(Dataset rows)
-- start --
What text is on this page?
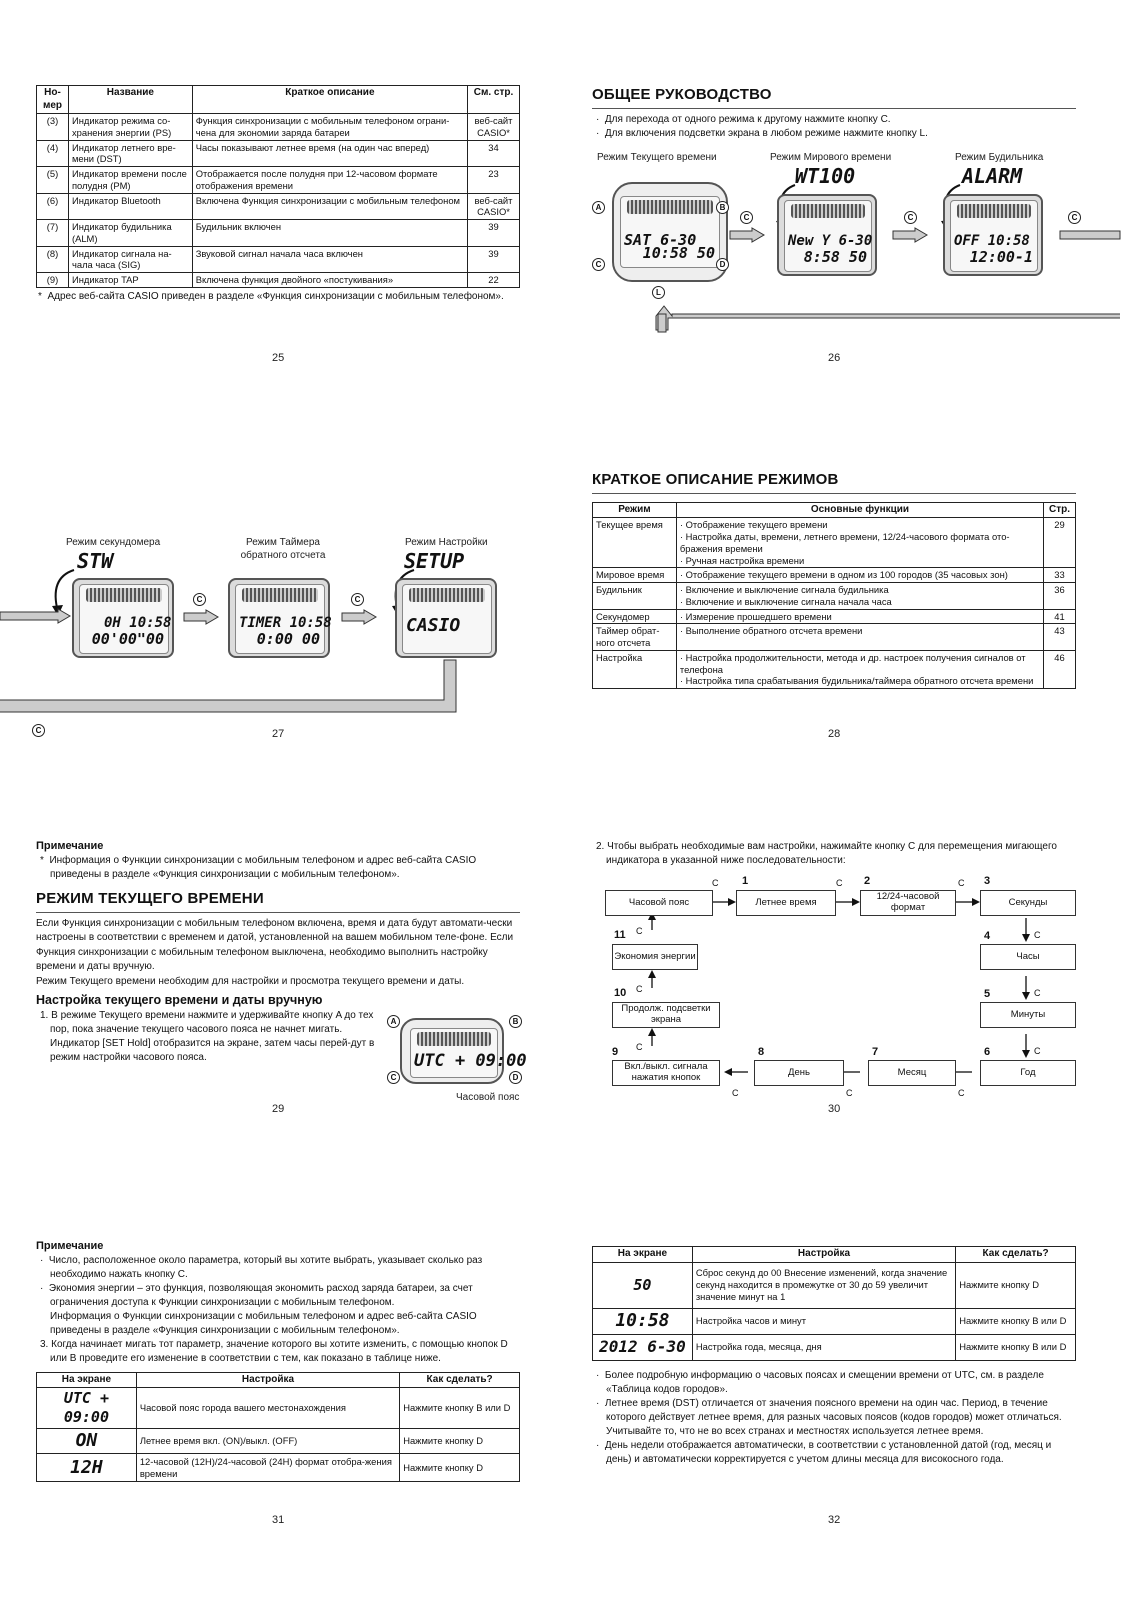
Но-мер	Название	Краткое описание	См. стр.
(3)	Индикатор режима со-хранения энергии (PS)	Функция синхронизации с мобильным телефоном ограни-чена для экономии заряда батареи	веб-сайт CASIO*
(4)	Индикатор летнего вре-мени (DST)	Часы показывают летнее время (на один час вперед)	34
(5)	Индикатор времени после полудня (PM)	Отображается после полудня при 12-часовом формате отображения времени	23
(6)	Индикатор Bluetooth	Включена Функция синхронизации с мобильным телефоном	веб-сайт CASIO*
(7)	Индикатор будильника (ALM)	Будильник включен	39
(8)	Индикатор сигнала на-чала часа (SIG)	Звуковой сигнал начала часа включен	39
(9)	Индикатор TAP	Включена функция двойного «постукивания»	22
*  Адрес веб-сайта CASIO приведен в разделе «Функция синхронизации с мобильным телефоном».
25
ОБЩЕЕ РУКОВОДСТВО
·  Для перехода от одного режима к другому нажмите кнопку C.
·  Для включения подсветки экрана в любом режиме нажмите кнопку L.
Режим Текущего времени	Режим Мирового времени	Режим Будильника
WT100	ALARM
SAT 6-30
10:58 50
A	B
C	D
L
C
New Y 6-30
8:58 50
C
OFF 10:58
12:00-1
C
26
Режим секундомера	Режим Таймера обратного отсчета
Режим Настройки
STW	SETUP
0H 10:58
00'00"00
C
TIMER 10:58
0:00 00
C
CASIO
C	27
КРАТКОЕ ОПИСАНИЕ РЕЖИМОВ
Режим	Основные функции	Стр.
Текущее время	· Отображение текущего времени
· Настройка даты, времени, летнего времени, 12/24-часового формата ото-бражения времени
· Ручная настройка времени	29
Мировое время	· Отображение текущего времени в одном из 100 городов (35 часовых зон)	33
Будильник	· Включение и выключение сигнала будильника
· Включение и выключение сигнала начала часа	36
Секундомер	· Измерение прошедшего времени	41
Таймер обрат-ного отсчета	· Выполнение обратного отсчета времени	43
Настройка	· Настройка продолжительности, метода и др. настроек получения сигналов от телефона
· Настройка типа срабатывания будильника/таймера обратного отсчета времени	46
28
Примечание
*  Информация о Функции синхронизации с мобильным телефоном и адрес веб-сайта CASIO приведены в разделе «Функция синхронизации с мобильным телефоном».
РЕЖИМ ТЕКУЩЕГО ВРЕМЕНИ

Если Функция синхронизации с мобильным телефоном включена, время и дата будут автомати-чески настроены в соответствии с временем и датой, установленной на вашем мобильном теле-фоне. Если Функция синхронизации с мобильным телефоном выключена, необходимо выполнить настройку времени и даты вручную.

Режим Текущего времени необходим для настройки и просмотра текущего времени и даты.

Настройка текущего времени и даты вручную
1. В режиме Текущего времени нажмите и удерживайте кнопку A до тех пор, пока значение текущего часового пояса не начнет мигать. Индикатор [SET Hold] отобразится на экране, затем часы перей-дут в режим настройки часового пояса.	UTC + 09:00
A	B
C	D
Часовой пояс
29
2. Чтобы выбрать необходимые вам настройки, нажимайте кнопку C для перемещения мигающего индикатора в указанной ниже последовательности:
Часовой пояс
1
Летнее время
2
12/24-часовой формат
3
Секунды
4
Часы
5
Минуты
6
Год
7
Месяц
8
День
9
Вкл./выкл. сигнала нажатия кнопок
10
Продолж. подсветки экрана
11
Экономия энергии
C	C	C
C
C
C
C
C
C
C
C
C
30
Примечание
·  Число, расположенное около параметра, который вы хотите выбрать, указывает сколько раз необходимо нажать кнопку C.
·  Экономия энергии – это функция, позволяющая экономить расход заряда батареи, за счет ограничения доступа к Функции синхронизации с мобильным телефоном.
Информация о Функции синхронизации с мобильным телефоном и адрес веб-сайта CASIO приведены в разделе «Функция синхронизации с мобильным телефоном».
3. Когда начинает мигать тот параметр, значение которого вы хотите изменить, с помощью кнопок D или B проведите его изменение в соответствии с тем, как показано в таблице ниже.
На экране	Настройка	Как сделать?
UTC + 09:00	Часовой пояс города вашего местонахождения	Нажмите кнопку B или D
ON	Летнее время вкл. (ON)/выкл. (OFF)	Нажмите кнопку D
12H	12-часовой (12H)/24-часовой (24H) формат отобра-жения времени	Нажмите кнопку D
31
На экране	Настройка	Как сделать?
50	Сброс секунд до 00 Внесение изменений, когда значение секунд находится в промежутке от 30 до 59 увеличит значение минут на 1	Нажмите кнопку D
10:58	Настройка часов и минут	Нажмите кнопку B или D
2012 6-30	Настройка года, месяца, дня	Нажмите кнопку B или D
·  Более подробную информацию о часовых поясах и смещении времени от UTC, см. в разделе «Таблица кодов городов».
·  Летнее время (DST) отличается от значения поясного времени на один час. Период, в течение которого действует летнее время, для разных часовых поясов (кодов городов) может отличаться. Учитывайте то, что не во всех странах и местностях используется летнее время.
·  День недели отображается автоматически, в соответствии с установленной датой (год, месяц и день) и автоматически корректируется с учетом длины месяца для високосного года.
32
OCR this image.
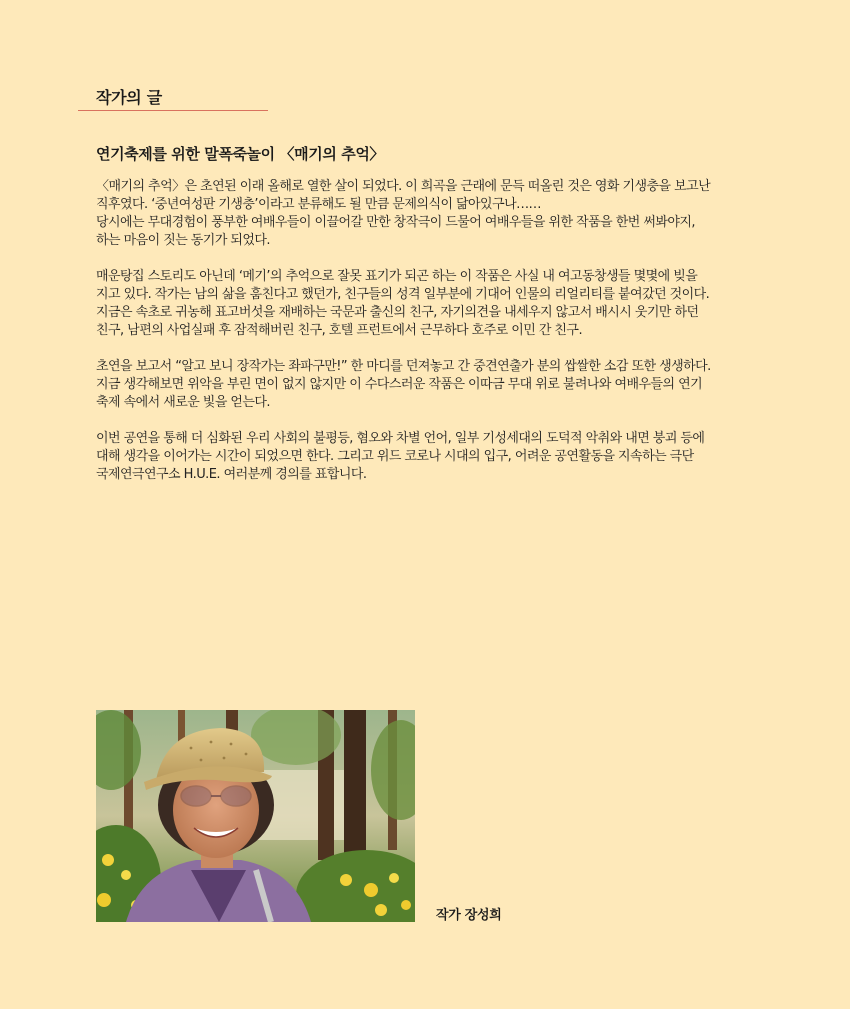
작가의 글
연기축제를 위한 말폭죽놀이 〈매기의 추억〉

〈매기의 추억〉은 초연된 이래 올해로 열한 살이 되었다. 이 희곡을 근래에 문득 떠올린 것은 영화 기생충을 보고난
직후였다. ‘중년여성판 기생충’이라고 분류해도 될 만큼 문제의식이 닮아있구나……
당시에는 무대경험이 풍부한 여배우들이 이끌어갈 만한 창작극이 드물어 여배우들을 위한 작품을 한번 써봐야지,
하는 마음이 짓는 동기가 되었다.

매운탕집 스토리도 아닌데 ‘메기’의 추억으로 잘못 표기가 되곤 하는 이 작품은 사실 내 여고동창생들 몇몇에 빚을
지고 있다. 작가는 남의 삶을 훔친다고 했던가, 친구들의 성격 일부분에 기대어 인물의 리얼리티를 붙여갔던 것이다.
지금은 속초로 귀농해 표고버섯을 재배하는 국문과 출신의 친구, 자기의견을 내세우지 않고서 배시시 웃기만 하던
친구, 남편의 사업실패 후 잠적해버린 친구, 호텔 프런트에서 근무하다 호주로 이민 간 친구.

초연을 보고서 “알고 보니 장작가는 좌파구만!” 한 마디를 던져놓고 간 중견연출가 분의 쌉쌀한 소감 또한 생생하다.
지금 생각해보면 위악을 부린 면이 없지 않지만 이 수다스러운 작품은 이따금 무대 위로 불려나와 여배우들의 연기
축제 속에서 새로운 빛을 얻는다.

이번 공연을 통해 더 심화된 우리 사회의 불평등, 혐오와 차별 언어, 일부 기성세대의 도덕적 악취와 내면 붕괴 등에
대해 생각을 이어가는 시간이 되었으면 한다. 그리고 위드 코로나 시대의 입구, 어려운 공연활동을 지속하는 극단
국제연극연구소 H.U.E. 여러분께 경의를 표합니다.

작가 장성희
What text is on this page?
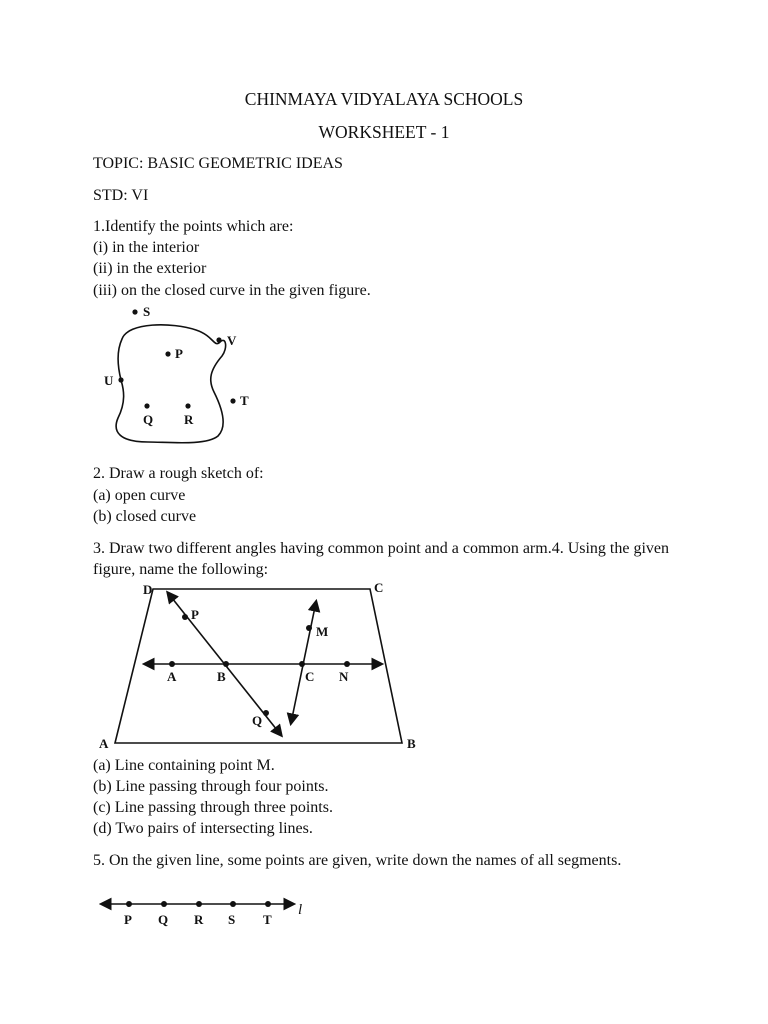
CHINMAYA VIDYALAYA SCHOOLS
WORKSHEET - 1
TOPIC: BASIC GEOMETRIC IDEAS
STD: VI
1.Identify the points which are:
(i) in the interior
(ii) in the exterior
(iii) on the closed curve in the given figure.
S
P
V
U
Q R
T
2. Draw a rough sketch of:
(a) open curve
(b) closed curve
3. Draw two different angles having common point and a common arm.4. Using the given figure, name the following:
D	C
P
M
A	B	C N
Q
A	B
(a) Line containing point M.
(b) Line passing through four points.
(c) Line passing through three points.
(d) Two pairs of intersecting lines.
5. On the given line, some points are given, write down the names of all segments.
P Q R S T
l
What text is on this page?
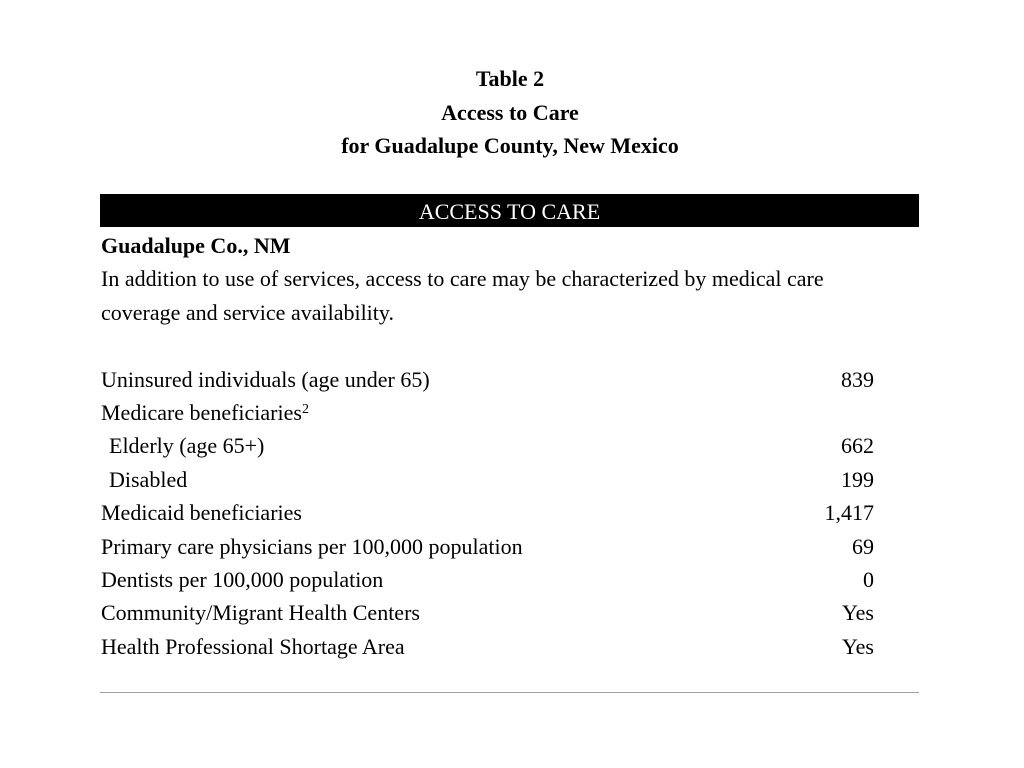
Table 2
Access to Care
for Guadalupe County, New Mexico
ACCESS TO CARE
Guadalupe Co., NM
In addition to use of services, access to care may be characterized by medical care coverage and service availability.
Uninsured individuals (age under 65)	839
Medicare beneficiaries$^2$
Elderly (age 65+)	662
Disabled	199
Medicaid beneficiaries	1,417
Primary care physicians per 100,000 population	69
Dentists per 100,000 population	0
Community/Migrant Health Centers	Yes
Health Professional Shortage Area	Yes
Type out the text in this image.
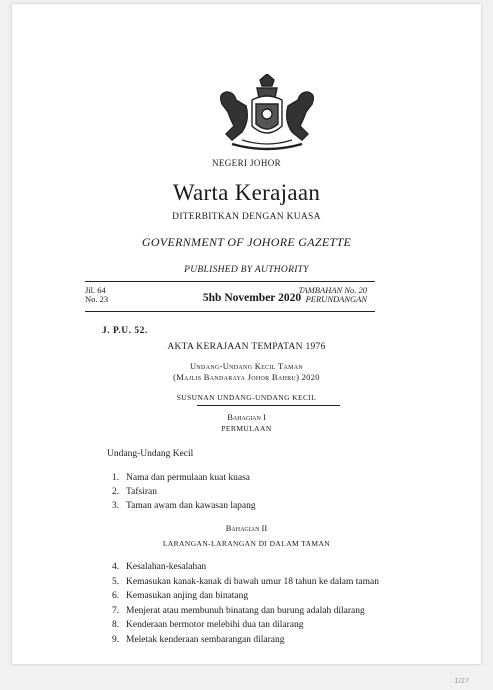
NEGERI JOHOR
Warta Kerajaan
DITERBITKAN DENGAN KUASA
GOVERNMENT OF JOHORE GAZETTE
PUBLISHED BY AUTHORITY
Jil. 64
No. 23	5hb November 2020
TAMBAHAN No. 20
PERUNDANGAN
J. P.U. 52.
AKTA KERAJAAN TEMPATAN 1976
Undang-Undang Kecil Taman
(Majlis Bandaraya Johor Bahru) 2020
SUSUNAN UNDANG-UNDANG KECIL
Bahagian I
PERMULAAN
Undang-Undang Kecil
1. Nama dan permulaan kuat kuasa
2. Tafsiran
3. Taman awam dan kawasan lapang
Bahagian II
LARANGAN-LARANGAN DI DALAM TAMAN
4. Kesalahan-kesalahan
5. Kemasukan kanak-kanak di bawah umur 18 tahun ke dalam taman
6. Kemasukan anjing dan binatang
7. Menjerat atau membunuh binatang dan burung adalah dilarang
8. Kenderaan bermotor melebihi dua tan dilarang
9. Meletak kenderaan sembarangan dilarang
1/27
-- end --
EXERCISE DESCRIPTION:
Only a number is wanted: how many lines of the material above hold "батареи"?

PROBLEM SOLUTION:
2